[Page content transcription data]
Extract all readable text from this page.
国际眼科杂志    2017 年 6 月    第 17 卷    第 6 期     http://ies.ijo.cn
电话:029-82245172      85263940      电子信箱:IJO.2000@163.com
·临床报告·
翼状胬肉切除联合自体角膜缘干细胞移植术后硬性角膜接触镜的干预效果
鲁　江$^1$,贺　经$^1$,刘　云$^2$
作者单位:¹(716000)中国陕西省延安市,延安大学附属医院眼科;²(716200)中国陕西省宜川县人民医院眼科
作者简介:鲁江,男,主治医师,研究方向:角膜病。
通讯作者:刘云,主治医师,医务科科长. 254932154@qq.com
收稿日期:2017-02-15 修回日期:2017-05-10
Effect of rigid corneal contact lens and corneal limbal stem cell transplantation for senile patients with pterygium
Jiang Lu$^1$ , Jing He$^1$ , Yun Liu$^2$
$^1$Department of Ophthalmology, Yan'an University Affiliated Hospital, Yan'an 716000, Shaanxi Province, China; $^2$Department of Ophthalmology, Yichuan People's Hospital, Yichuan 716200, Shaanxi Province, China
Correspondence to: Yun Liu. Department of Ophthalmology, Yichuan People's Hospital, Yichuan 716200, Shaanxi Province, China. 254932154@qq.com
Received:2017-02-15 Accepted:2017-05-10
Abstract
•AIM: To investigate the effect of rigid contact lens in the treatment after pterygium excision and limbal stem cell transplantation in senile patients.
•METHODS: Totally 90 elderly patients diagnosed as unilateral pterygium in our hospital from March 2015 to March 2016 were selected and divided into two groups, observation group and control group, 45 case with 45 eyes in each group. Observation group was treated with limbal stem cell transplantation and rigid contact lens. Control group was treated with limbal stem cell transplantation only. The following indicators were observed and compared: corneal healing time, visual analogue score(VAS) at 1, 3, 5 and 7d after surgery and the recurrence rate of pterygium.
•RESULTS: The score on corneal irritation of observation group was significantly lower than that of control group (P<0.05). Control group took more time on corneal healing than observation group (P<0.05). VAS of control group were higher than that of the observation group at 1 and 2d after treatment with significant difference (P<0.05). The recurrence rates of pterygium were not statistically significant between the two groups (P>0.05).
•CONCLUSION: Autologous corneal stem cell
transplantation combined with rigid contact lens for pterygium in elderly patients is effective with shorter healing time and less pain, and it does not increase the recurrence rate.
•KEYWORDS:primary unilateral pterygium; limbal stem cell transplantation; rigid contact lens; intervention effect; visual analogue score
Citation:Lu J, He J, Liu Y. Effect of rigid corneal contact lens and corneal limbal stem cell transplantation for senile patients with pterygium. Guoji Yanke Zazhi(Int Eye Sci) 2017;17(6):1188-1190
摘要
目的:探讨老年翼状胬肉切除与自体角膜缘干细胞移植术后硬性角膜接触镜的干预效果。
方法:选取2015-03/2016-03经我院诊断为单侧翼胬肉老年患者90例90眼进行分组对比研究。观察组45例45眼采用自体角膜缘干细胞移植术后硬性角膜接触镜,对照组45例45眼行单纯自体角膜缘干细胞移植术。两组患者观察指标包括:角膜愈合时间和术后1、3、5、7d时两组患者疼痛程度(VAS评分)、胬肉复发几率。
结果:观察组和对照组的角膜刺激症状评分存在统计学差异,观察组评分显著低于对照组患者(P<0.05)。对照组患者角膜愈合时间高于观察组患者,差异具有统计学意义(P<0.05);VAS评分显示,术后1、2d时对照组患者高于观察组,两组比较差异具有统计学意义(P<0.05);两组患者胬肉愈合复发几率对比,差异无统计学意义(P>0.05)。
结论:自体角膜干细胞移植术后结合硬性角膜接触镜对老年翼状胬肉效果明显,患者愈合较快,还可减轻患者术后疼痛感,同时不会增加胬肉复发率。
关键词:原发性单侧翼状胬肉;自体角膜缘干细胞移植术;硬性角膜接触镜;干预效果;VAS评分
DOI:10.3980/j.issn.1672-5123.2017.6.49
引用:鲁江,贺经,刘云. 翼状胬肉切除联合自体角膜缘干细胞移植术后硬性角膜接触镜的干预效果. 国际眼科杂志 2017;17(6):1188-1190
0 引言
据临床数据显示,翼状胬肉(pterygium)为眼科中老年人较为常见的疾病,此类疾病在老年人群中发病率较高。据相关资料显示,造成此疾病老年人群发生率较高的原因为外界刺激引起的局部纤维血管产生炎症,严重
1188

- [Problem to work on] Work out the count of lines in the data above containing the string "People". Give it alone.

- [Result below] 2